**What is expected**
Pictures in the data below are not part of the copy; transcribe everything else exactly.

______

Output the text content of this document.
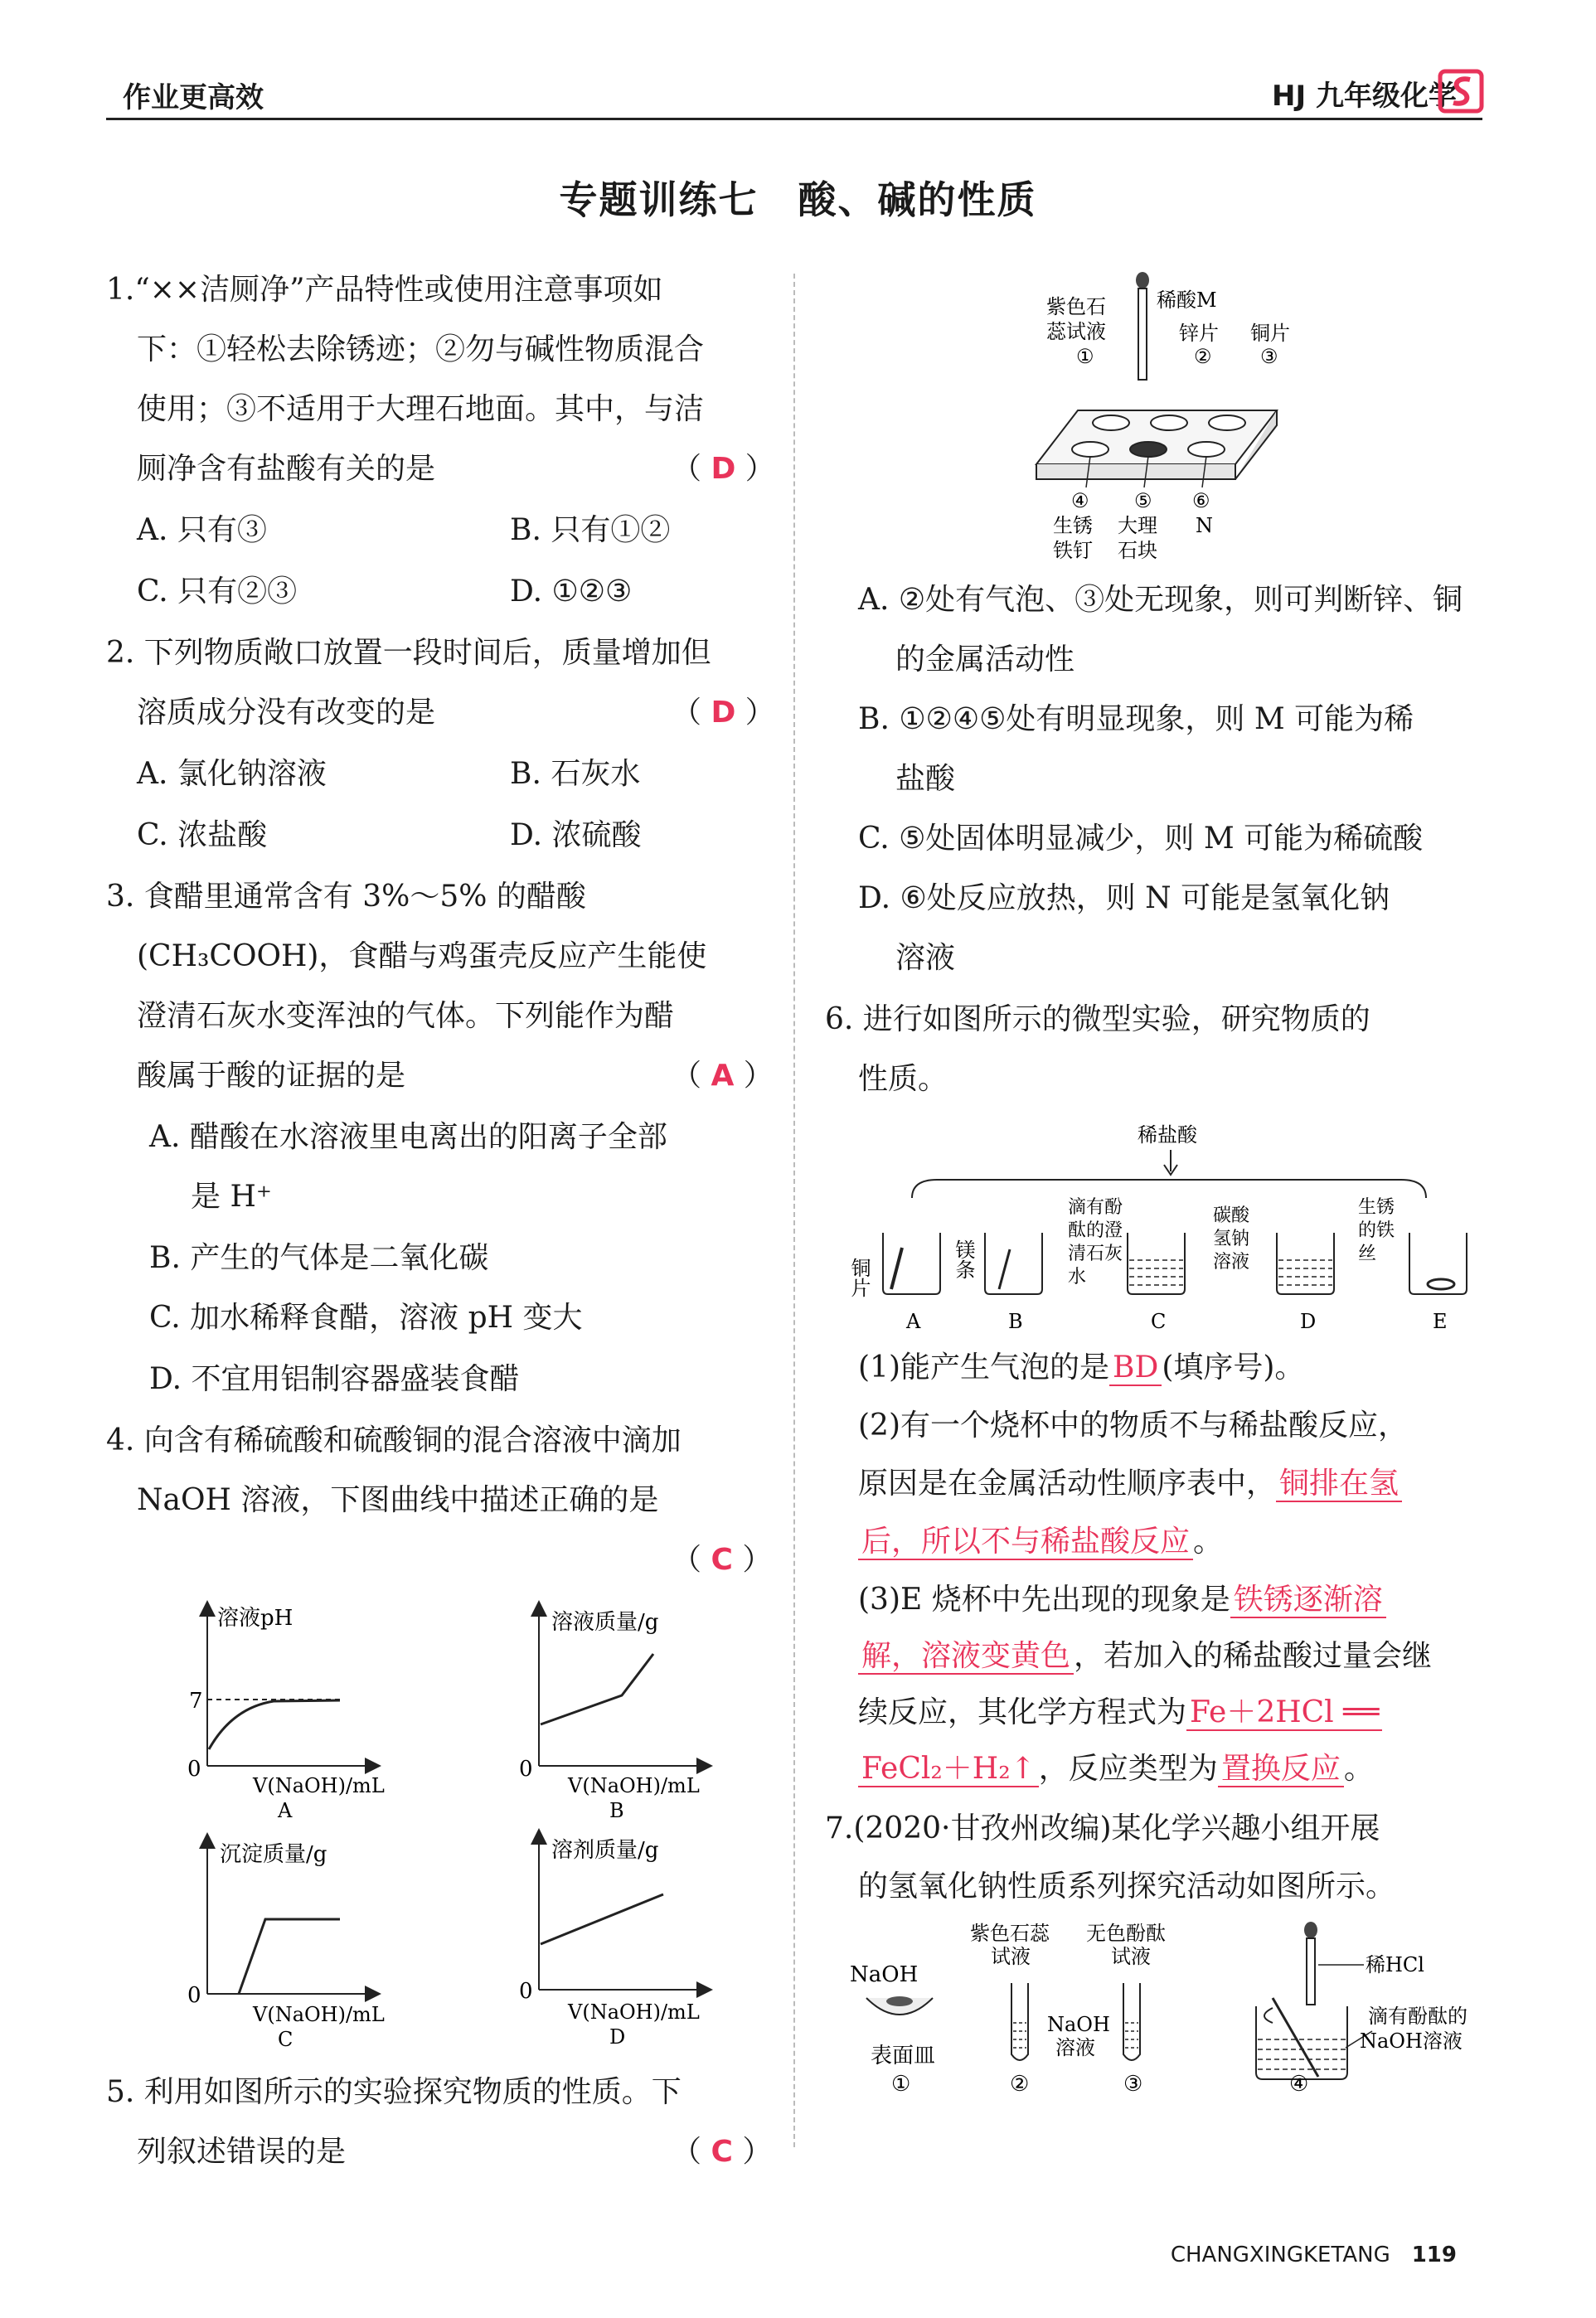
作业更高效	HJ 九年级化学
专题训练七　酸、碱的性质
1.“××洁厕净”产品特性或使用注意事项如
下：①轻松去除锈迹；②勿与碱性物质混合
使用；③不适用于大理石地面。其中，与洁
厕净含有盐酸有关的是	（ D ）
A. 只有③	B. 只有①②
C. 只有②③	D. ①②③
2. 下列物质敞口放置一段时间后，质量增加但
溶质成分没有改变的是	（ D ）
A. 氯化钠溶液	B. 石灰水
C. 浓盐酸	D. 浓硫酸
3. 食醋里通常含有 3%～5% 的醋酸
(CH₃COOH)，食醋与鸡蛋壳反应产生能使
澄清石灰水变浑浊的气体。下列能作为醋
酸属于酸的证据的是	（ A ）
A. 醋酸在水溶液里电离出的阳离子全部
是 H⁺
B. 产生的气体是二氧化碳
C. 加水稀释食醋，溶液 pH 变大
D. 不宜用铝制容器盛装食醋
4. 向含有稀硫酸和硫酸铜的混合溶液中滴加
NaOH 溶液，下图曲线中描述正确的是
（ C ）
溶液pH
7
0
V(NaOH)/mL
A
溶液质量/g
0
V(NaOH)/mL
B
沉淀质量/g
0
V(NaOH)/mL
C
溶剂质量/g
0
V(NaOH)/mL
D
5. 利用如图所示的实验探究物质的性质。下
列叙述错误的是	（ C ）
紫色石
蕊试液
①
稀酸M
锌片
②
铜片
③
④ ⑤ ⑥
生锈
铁钉
大理
石块
N
A. ②处有气泡、③处无现象，则可判断锌、铜
的金属活动性
B. ①②④⑤处有明显现象，则 M 可能为稀
盐酸
C. ⑤处固体明显减少，则 M 可能为稀硫酸
D. ⑥处反应放热，则 N 可能是氢氧化钠
溶液
6. 进行如图所示的微型实验，研究物质的
性质。
稀盐酸
铜片
A
镁条
B
滴有酚
酞的澄
清石灰
水
C
碳酸
氢钠
溶液
D
生锈
的铁
丝
E
(1)能产生气泡的是 BD (填序号)。
(2)有一个烧杯中的物质不与稀盐酸反应，
原因是在金属活动性顺序表中， 铜排在氢
后，所以不与稀盐酸反应 。
(3)E 烧杯中先出现的现象是 铁锈逐渐溶
解，溶液变黄色 ，若加入的稀盐酸过量会继
续反应，其化学方程式为 Fe＋2HCl ══
FeCl₂＋H₂↑ ，反应类型为 置换反应 。
7.(2020·甘孜州改编)某化学兴趣小组开展
的氢氧化钠性质系列探究活动如图所示。
NaOH
表面皿
①
紫色石蕊
试液
②
无色酚酞
试液
NaOH
溶液
③
稀HCl
滴有酚酞的
NaOH溶液
④
CHANGXINGKETANG 119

______

**Written solution**
Output the text content of this document.
作业更高效	HJ 九年级化学
专题训练七　酸、碱的性质
1.“××洁厕净”产品特性或使用注意事项如
下：①轻松去除锈迹；②勿与碱性物质混合
使用；③不适用于大理石地面。其中，与洁
厕净含有盐酸有关的是	（ D ）
A. 只有③	B. 只有①②
C. 只有②③	D. ①②③
2. 下列物质敞口放置一段时间后，质量增加但
溶质成分没有改变的是	（ D ）
A. 氯化钠溶液	B. 石灰水
C. 浓盐酸	D. 浓硫酸
3. 食醋里通常含有 3%～5% 的醋酸
(CH₃COOH)，食醋与鸡蛋壳反应产生能使
澄清石灰水变浑浊的气体。下列能作为醋
酸属于酸的证据的是	（ A ）
A. 醋酸在水溶液里电离出的阳离子全部
是 H⁺
B. 产生的气体是二氧化碳
C. 加水稀释食醋，溶液 pH 变大
D. 不宜用铝制容器盛装食醋
4. 向含有稀硫酸和硫酸铜的混合溶液中滴加
NaOH 溶液，下图曲线中描述正确的是
（ C ）
溶液pH
7
0
V(NaOH)/mL
A
溶液质量/g
0
V(NaOH)/mL
B
沉淀质量/g
0
V(NaOH)/mL
C
溶剂质量/g
0
V(NaOH)/mL
D
5. 利用如图所示的实验探究物质的性质。下
列叙述错误的是	（ C ）
紫色石
蕊试液
①
稀酸M
锌片
②
铜片
③
④ ⑤ ⑥
生锈
铁钉
大理
石块
N
A. ②处有气泡、③处无现象，则可判断锌、铜
的金属活动性
B. ①②④⑤处有明显现象，则 M 可能为稀
盐酸
C. ⑤处固体明显减少，则 M 可能为稀硫酸
D. ⑥处反应放热，则 N 可能是氢氧化钠
溶液
6. 进行如图所示的微型实验，研究物质的
性质。
稀盐酸
铜片
A
镁条
B
滴有酚
酞的澄
清石灰
水
C
碳酸
氢钠
溶液
D
生锈
的铁
丝
E
(1)能产生气泡的是 BD (填序号)。
(2)有一个烧杯中的物质不与稀盐酸反应，
原因是在金属活动性顺序表中， 铜排在氢
后，所以不与稀盐酸反应 。
(3)E 烧杯中先出现的现象是 铁锈逐渐溶
解，溶液变黄色 ，若加入的稀盐酸过量会继
续反应，其化学方程式为 Fe＋2HCl ══
FeCl₂＋H₂↑ ，反应类型为 置换反应 。
7.(2020·甘孜州改编)某化学兴趣小组开展
的氢氧化钠性质系列探究活动如图所示。
NaOH
表面皿
①
紫色石蕊
试液
②
无色酚酞
试液
NaOH
溶液
③
稀HCl
滴有酚酞的
NaOH溶液
④
CHANGXINGKETANG 119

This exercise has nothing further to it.